------ Supplied information ------

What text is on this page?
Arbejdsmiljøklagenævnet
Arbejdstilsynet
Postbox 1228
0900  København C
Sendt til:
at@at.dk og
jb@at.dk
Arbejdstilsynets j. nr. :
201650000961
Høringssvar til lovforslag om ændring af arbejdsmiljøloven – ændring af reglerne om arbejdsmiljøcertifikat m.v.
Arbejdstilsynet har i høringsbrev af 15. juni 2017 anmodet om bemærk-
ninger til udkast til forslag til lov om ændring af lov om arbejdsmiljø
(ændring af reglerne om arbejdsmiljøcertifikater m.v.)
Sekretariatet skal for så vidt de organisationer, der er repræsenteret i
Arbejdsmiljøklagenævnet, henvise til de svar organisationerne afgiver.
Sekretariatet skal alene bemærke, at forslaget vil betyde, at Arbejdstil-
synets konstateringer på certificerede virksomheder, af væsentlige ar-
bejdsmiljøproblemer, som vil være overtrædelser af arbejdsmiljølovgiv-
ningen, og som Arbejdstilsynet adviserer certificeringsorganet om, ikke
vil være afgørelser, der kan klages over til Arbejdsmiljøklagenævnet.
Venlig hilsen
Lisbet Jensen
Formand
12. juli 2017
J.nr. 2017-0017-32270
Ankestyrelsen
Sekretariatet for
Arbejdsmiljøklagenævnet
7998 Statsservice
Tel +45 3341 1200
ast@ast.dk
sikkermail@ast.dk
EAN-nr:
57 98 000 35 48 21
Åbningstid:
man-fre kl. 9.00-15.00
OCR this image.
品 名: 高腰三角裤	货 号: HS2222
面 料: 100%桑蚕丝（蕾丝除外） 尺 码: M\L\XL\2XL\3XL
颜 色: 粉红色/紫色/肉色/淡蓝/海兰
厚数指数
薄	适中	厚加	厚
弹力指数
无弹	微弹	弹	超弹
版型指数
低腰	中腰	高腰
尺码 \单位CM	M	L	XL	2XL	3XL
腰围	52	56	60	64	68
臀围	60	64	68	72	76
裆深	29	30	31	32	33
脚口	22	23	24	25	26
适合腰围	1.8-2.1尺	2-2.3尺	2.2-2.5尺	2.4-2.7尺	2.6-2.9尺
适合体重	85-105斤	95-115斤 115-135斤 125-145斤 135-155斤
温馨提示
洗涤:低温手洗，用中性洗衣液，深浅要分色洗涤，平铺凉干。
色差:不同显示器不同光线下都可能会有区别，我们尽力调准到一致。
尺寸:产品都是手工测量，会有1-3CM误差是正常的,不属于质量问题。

------

Each line in the material above must be retyped without alteration.

Solution >>
What text is on this page?
Arbejdsmiljøklagenævnet
Arbejdstilsynet
Postbox 1228
0900  København C
Sendt til:
at@at.dk og
jb@at.dk
Arbejdstilsynets j. nr. :
201650000961
Høringssvar til lovforslag om ændring af arbejdsmiljøloven – ændring af reglerne om arbejdsmiljøcertifikat m.v.
Arbejdstilsynet har i høringsbrev af 15. juni 2017 anmodet om bemærk-
ninger til udkast til forslag til lov om ændring af lov om arbejdsmiljø
(ændring af reglerne om arbejdsmiljøcertifikater m.v.)
Sekretariatet skal for så vidt de organisationer, der er repræsenteret i
Arbejdsmiljøklagenævnet, henvise til de svar organisationerne afgiver.
Sekretariatet skal alene bemærke, at forslaget vil betyde, at Arbejdstil-
synets konstateringer på certificerede virksomheder, af væsentlige ar-
bejdsmiljøproblemer, som vil være overtrædelser af arbejdsmiljølovgiv-
ningen, og som Arbejdstilsynet adviserer certificeringsorganet om, ikke
vil være afgørelser, der kan klages over til Arbejdsmiljøklagenævnet.
Venlig hilsen
Lisbet Jensen
Formand
12. juli 2017
J.nr. 2017-0017-32270
Ankestyrelsen
Sekretariatet for
Arbejdsmiljøklagenævnet
7998 Statsservice
Tel +45 3341 1200
ast@ast.dk
sikkermail@ast.dk
EAN-nr:
57 98 000 35 48 21
Åbningstid:
man-fre kl. 9.00-15.00
OCR this image.
品 名: 高腰三角裤	货 号: HS2222
面 料: 100%桑蚕丝（蕾丝除外） 尺 码: M\L\XL\2XL\3XL
颜 色: 粉红色/紫色/肉色/淡蓝/海兰
厚数指数
薄	适中	厚加	厚
弹力指数
无弹	微弹	弹	超弹
版型指数
低腰	中腰	高腰
尺码 \单位CM	M	L	XL	2XL	3XL
腰围	52	56	60	64	68
臀围	60	64	68	72	76
裆深	29	30	31	32	33
脚口	22	23	24	25	26
适合腰围	1.8-2.1尺	2-2.3尺	2.2-2.5尺	2.4-2.7尺	2.6-2.9尺
适合体重	85-105斤	95-115斤 115-135斤 125-145斤 135-155斤
温馨提示
洗涤:低温手洗，用中性洗衣液，深浅要分色洗涤，平铺凉干。
色差:不同显示器不同光线下都可能会有区别，我们尽力调准到一致。
尺寸:产品都是手工测量，会有1-3CM误差是正常的,不属于质量问题。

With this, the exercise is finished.